GIVEN REQUEST: Every record below is to be retyped exactly.

··· GIVEN ENTRIES

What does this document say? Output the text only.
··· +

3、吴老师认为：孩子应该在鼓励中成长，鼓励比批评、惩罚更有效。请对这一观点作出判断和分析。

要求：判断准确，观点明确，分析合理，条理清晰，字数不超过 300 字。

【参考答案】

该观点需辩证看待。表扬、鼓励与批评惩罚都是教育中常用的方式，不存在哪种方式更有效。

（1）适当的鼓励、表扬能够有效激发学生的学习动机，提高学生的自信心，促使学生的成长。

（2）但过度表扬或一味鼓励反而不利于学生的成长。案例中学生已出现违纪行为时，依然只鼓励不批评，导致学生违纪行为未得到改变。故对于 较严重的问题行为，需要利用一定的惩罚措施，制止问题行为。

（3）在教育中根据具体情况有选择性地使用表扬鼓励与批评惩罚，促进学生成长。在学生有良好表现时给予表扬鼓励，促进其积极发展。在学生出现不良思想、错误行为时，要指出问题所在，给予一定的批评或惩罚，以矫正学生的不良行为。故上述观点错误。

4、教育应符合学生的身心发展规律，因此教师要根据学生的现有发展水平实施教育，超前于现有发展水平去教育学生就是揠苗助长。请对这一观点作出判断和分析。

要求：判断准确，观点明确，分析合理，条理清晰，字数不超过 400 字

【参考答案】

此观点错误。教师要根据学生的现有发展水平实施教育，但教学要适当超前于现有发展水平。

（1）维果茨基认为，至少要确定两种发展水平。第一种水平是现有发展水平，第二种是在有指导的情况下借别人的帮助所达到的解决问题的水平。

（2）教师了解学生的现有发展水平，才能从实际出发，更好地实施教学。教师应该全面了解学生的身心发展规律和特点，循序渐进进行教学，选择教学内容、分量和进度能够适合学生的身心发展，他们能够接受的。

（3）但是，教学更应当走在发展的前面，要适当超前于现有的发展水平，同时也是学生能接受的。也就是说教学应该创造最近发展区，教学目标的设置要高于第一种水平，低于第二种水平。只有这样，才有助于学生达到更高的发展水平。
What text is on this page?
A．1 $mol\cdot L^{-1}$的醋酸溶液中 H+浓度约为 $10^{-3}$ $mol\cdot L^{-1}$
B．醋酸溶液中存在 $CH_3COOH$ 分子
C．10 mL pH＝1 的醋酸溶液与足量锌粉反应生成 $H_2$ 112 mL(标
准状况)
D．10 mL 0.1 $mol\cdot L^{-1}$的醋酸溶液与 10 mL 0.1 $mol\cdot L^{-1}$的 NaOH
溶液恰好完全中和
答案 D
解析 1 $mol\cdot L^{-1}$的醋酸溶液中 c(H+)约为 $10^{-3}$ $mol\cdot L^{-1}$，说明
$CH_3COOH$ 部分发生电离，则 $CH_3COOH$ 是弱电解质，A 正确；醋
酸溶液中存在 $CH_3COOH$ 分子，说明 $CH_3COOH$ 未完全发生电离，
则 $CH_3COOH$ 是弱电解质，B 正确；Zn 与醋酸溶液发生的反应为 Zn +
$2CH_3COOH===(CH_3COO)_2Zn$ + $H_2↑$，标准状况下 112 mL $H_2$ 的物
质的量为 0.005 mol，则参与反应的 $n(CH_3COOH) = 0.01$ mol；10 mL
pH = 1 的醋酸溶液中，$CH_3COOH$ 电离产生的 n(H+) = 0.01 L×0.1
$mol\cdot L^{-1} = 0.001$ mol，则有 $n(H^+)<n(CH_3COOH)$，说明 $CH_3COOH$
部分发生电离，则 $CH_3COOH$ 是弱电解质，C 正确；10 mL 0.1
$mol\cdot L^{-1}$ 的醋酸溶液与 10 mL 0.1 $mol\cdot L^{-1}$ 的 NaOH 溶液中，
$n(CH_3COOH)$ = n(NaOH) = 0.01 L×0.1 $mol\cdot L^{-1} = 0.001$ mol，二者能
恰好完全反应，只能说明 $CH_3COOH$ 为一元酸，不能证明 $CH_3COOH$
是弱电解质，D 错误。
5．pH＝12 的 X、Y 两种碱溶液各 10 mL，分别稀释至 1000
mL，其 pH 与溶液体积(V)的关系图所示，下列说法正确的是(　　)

······

ANSWER TO THIS TASK:
What does this document say? Output the text only.
··· +

3、吴老师认为：孩子应该在鼓励中成长，鼓励比批评、惩罚更有效。请对这一观点作出判断和分析。

要求：判断准确，观点明确，分析合理，条理清晰，字数不超过 300 字。

【参考答案】

该观点需辩证看待。表扬、鼓励与批评惩罚都是教育中常用的方式，不存在哪种方式更有效。

（1）适当的鼓励、表扬能够有效激发学生的学习动机，提高学生的自信心，促使学生的成长。

（2）但过度表扬或一味鼓励反而不利于学生的成长。案例中学生已出现违纪行为时，依然只鼓励不批评，导致学生违纪行为未得到改变。故对于 较严重的问题行为，需要利用一定的惩罚措施，制止问题行为。

（3）在教育中根据具体情况有选择性地使用表扬鼓励与批评惩罚，促进学生成长。在学生有良好表现时给予表扬鼓励，促进其积极发展。在学生出现不良思想、错误行为时，要指出问题所在，给予一定的批评或惩罚，以矫正学生的不良行为。故上述观点错误。

4、教育应符合学生的身心发展规律，因此教师要根据学生的现有发展水平实施教育，超前于现有发展水平去教育学生就是揠苗助长。请对这一观点作出判断和分析。

要求：判断准确，观点明确，分析合理，条理清晰，字数不超过 400 字

【参考答案】

此观点错误。教师要根据学生的现有发展水平实施教育，但教学要适当超前于现有发展水平。

（1）维果茨基认为，至少要确定两种发展水平。第一种水平是现有发展水平，第二种是在有指导的情况下借别人的帮助所达到的解决问题的水平。

（2）教师了解学生的现有发展水平，才能从实际出发，更好地实施教学。教师应该全面了解学生的身心发展规律和特点，循序渐进进行教学，选择教学内容、分量和进度能够适合学生的身心发展，他们能够接受的。

（3）但是，教学更应当走在发展的前面，要适当超前于现有的发展水平，同时也是学生能接受的。也就是说教学应该创造最近发展区，教学目标的设置要高于第一种水平，低于第二种水平。只有这样，才有助于学生达到更高的发展水平。
What text is on this page?
A．1 $mol\cdot L^{-1}$的醋酸溶液中 H+浓度约为 $10^{-3}$ $mol\cdot L^{-1}$
B．醋酸溶液中存在 $CH_3COOH$ 分子
C．10 mL pH＝1 的醋酸溶液与足量锌粉反应生成 $H_2$ 112 mL(标
准状况)
D．10 mL 0.1 $mol\cdot L^{-1}$的醋酸溶液与 10 mL 0.1 $mol\cdot L^{-1}$的 NaOH
溶液恰好完全中和
答案 D
解析 1 $mol\cdot L^{-1}$的醋酸溶液中 c(H+)约为 $10^{-3}$ $mol\cdot L^{-1}$，说明
$CH_3COOH$ 部分发生电离，则 $CH_3COOH$ 是弱电解质，A 正确；醋
酸溶液中存在 $CH_3COOH$ 分子，说明 $CH_3COOH$ 未完全发生电离，
则 $CH_3COOH$ 是弱电解质，B 正确；Zn 与醋酸溶液发生的反应为 Zn +
$2CH_3COOH===(CH_3COO)_2Zn$ + $H_2↑$，标准状况下 112 mL $H_2$ 的物
质的量为 0.005 mol，则参与反应的 $n(CH_3COOH) = 0.01$ mol；10 mL
pH = 1 的醋酸溶液中，$CH_3COOH$ 电离产生的 n(H+) = 0.01 L×0.1
$mol\cdot L^{-1} = 0.001$ mol，则有 $n(H^+)<n(CH_3COOH)$，说明 $CH_3COOH$
部分发生电离，则 $CH_3COOH$ 是弱电解质，C 正确；10 mL 0.1
$mol\cdot L^{-1}$ 的醋酸溶液与 10 mL 0.1 $mol\cdot L^{-1}$ 的 NaOH 溶液中，
$n(CH_3COOH)$ = n(NaOH) = 0.01 L×0.1 $mol\cdot L^{-1} = 0.001$ mol，二者能
恰好完全反应，只能说明 $CH_3COOH$ 为一元酸，不能证明 $CH_3COOH$
是弱电解质，D 错误。
5．pH＝12 的 X、Y 两种碱溶液各 10 mL，分别稀释至 1000
mL，其 pH 与溶液体积(V)的关系图所示，下列说法正确的是(　　)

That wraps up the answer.